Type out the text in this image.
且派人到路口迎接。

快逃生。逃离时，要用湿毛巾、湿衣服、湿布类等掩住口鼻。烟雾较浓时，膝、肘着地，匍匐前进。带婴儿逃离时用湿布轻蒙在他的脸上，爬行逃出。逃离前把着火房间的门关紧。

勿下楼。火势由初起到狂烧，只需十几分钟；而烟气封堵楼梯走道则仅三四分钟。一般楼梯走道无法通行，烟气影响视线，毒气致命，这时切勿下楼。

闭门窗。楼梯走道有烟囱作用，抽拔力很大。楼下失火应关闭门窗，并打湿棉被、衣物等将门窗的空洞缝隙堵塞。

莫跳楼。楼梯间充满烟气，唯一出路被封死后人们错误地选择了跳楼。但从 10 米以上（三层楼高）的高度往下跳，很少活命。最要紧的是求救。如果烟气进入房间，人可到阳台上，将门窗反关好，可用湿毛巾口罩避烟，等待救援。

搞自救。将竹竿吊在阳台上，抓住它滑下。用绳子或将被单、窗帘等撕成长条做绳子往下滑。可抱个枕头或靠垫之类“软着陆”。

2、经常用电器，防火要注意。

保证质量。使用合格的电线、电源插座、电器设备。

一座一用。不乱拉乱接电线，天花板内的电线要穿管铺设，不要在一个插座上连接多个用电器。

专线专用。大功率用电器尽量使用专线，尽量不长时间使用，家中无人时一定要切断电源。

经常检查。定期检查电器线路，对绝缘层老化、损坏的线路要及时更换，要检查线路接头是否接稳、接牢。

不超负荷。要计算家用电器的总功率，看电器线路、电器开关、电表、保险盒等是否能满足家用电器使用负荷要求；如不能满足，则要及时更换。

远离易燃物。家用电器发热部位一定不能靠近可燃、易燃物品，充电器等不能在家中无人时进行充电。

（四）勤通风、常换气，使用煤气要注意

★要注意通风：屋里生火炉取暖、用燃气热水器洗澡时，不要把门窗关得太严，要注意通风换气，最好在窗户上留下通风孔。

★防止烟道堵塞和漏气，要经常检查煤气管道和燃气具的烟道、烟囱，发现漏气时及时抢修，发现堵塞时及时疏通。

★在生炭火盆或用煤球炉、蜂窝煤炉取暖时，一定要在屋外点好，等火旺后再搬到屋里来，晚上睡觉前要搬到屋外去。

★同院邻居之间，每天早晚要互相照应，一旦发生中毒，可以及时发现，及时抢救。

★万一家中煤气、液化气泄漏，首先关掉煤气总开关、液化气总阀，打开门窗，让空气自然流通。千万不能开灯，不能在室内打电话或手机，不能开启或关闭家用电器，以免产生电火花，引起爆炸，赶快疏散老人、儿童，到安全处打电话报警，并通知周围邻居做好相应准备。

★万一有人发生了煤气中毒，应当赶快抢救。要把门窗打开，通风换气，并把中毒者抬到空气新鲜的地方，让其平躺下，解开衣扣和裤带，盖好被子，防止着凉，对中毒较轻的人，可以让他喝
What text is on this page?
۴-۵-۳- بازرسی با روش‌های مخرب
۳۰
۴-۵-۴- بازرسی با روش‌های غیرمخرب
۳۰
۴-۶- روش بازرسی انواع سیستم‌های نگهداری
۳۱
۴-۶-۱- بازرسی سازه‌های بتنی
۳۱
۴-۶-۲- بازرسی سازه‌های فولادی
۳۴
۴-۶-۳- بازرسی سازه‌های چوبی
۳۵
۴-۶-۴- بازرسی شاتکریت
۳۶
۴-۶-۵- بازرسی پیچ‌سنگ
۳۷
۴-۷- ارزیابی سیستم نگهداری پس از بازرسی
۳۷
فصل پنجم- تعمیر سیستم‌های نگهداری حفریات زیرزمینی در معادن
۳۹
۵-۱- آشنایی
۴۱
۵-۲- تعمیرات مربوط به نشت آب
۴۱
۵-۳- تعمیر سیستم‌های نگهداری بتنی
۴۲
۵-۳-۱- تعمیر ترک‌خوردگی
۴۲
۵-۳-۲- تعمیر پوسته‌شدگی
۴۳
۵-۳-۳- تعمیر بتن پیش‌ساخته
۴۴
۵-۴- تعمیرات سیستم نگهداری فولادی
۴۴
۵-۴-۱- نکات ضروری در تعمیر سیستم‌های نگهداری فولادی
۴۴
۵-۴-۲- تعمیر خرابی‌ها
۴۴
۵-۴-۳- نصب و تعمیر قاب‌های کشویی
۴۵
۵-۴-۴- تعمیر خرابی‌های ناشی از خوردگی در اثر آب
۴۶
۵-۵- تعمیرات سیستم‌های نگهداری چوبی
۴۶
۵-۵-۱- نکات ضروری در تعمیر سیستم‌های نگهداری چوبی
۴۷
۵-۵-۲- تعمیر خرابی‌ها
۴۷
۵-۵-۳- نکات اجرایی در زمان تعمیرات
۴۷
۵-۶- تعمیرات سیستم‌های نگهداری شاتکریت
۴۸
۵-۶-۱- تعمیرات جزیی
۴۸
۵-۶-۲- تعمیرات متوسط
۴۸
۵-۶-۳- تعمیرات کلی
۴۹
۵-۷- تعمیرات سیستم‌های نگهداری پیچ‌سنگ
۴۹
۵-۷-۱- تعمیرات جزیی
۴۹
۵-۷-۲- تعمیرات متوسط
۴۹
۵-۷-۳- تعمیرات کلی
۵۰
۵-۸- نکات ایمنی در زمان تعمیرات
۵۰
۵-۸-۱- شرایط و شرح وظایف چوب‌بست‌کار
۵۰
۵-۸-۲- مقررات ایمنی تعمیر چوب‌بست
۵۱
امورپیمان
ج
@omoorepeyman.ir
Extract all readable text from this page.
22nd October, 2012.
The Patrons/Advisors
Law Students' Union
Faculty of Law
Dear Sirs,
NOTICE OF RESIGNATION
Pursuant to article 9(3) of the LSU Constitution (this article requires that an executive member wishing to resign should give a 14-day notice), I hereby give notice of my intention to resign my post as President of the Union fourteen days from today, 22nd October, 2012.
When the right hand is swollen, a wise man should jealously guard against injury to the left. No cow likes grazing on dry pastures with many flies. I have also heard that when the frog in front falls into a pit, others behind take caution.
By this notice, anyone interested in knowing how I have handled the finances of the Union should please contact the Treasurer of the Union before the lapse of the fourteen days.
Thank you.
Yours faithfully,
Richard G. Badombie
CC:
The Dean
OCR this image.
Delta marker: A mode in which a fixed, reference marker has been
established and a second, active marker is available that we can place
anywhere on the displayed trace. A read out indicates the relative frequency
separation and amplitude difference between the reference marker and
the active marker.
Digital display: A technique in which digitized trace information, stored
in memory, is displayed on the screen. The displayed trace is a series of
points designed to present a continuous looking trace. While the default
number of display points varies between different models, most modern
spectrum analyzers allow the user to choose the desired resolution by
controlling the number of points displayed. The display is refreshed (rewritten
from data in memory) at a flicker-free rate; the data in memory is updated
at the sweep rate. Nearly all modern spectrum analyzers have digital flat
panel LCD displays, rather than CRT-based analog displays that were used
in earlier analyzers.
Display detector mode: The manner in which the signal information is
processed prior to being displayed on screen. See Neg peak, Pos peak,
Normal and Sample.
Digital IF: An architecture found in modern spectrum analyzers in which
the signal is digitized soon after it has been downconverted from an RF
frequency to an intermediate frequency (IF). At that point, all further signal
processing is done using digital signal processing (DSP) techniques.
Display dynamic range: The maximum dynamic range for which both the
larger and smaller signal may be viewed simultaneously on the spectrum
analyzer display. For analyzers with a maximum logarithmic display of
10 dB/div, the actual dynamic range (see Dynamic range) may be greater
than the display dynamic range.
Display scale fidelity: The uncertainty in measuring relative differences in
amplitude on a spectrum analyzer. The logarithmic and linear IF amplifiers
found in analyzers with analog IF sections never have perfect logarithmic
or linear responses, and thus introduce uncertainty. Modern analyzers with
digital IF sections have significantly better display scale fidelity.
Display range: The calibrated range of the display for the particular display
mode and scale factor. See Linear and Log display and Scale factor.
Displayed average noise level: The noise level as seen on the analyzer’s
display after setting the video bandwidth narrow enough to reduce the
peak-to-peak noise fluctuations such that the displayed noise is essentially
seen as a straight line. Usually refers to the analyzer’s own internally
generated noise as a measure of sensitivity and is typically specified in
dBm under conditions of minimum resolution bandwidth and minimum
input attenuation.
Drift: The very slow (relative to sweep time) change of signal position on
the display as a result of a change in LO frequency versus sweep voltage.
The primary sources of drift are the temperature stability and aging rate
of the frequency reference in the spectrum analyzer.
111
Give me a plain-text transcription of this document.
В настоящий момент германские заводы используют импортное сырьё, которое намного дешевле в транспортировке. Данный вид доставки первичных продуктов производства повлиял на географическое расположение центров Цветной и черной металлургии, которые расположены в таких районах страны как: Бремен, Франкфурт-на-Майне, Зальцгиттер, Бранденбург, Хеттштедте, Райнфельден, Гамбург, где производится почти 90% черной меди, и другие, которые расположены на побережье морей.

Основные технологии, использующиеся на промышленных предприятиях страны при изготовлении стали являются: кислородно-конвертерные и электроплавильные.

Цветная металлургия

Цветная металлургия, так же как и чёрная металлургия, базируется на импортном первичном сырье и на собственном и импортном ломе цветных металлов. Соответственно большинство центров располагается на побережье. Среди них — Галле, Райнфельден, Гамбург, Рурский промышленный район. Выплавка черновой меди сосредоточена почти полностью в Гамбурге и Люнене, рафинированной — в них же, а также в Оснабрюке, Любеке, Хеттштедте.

- - - -

__What to work on__
In the entries above, identify every line with the word "been". Copy those lines.

__Result of this exercise__
Delta marker: A mode in which a fixed, reference marker has been
the signal is digitized soon after it has been downconverted from an RF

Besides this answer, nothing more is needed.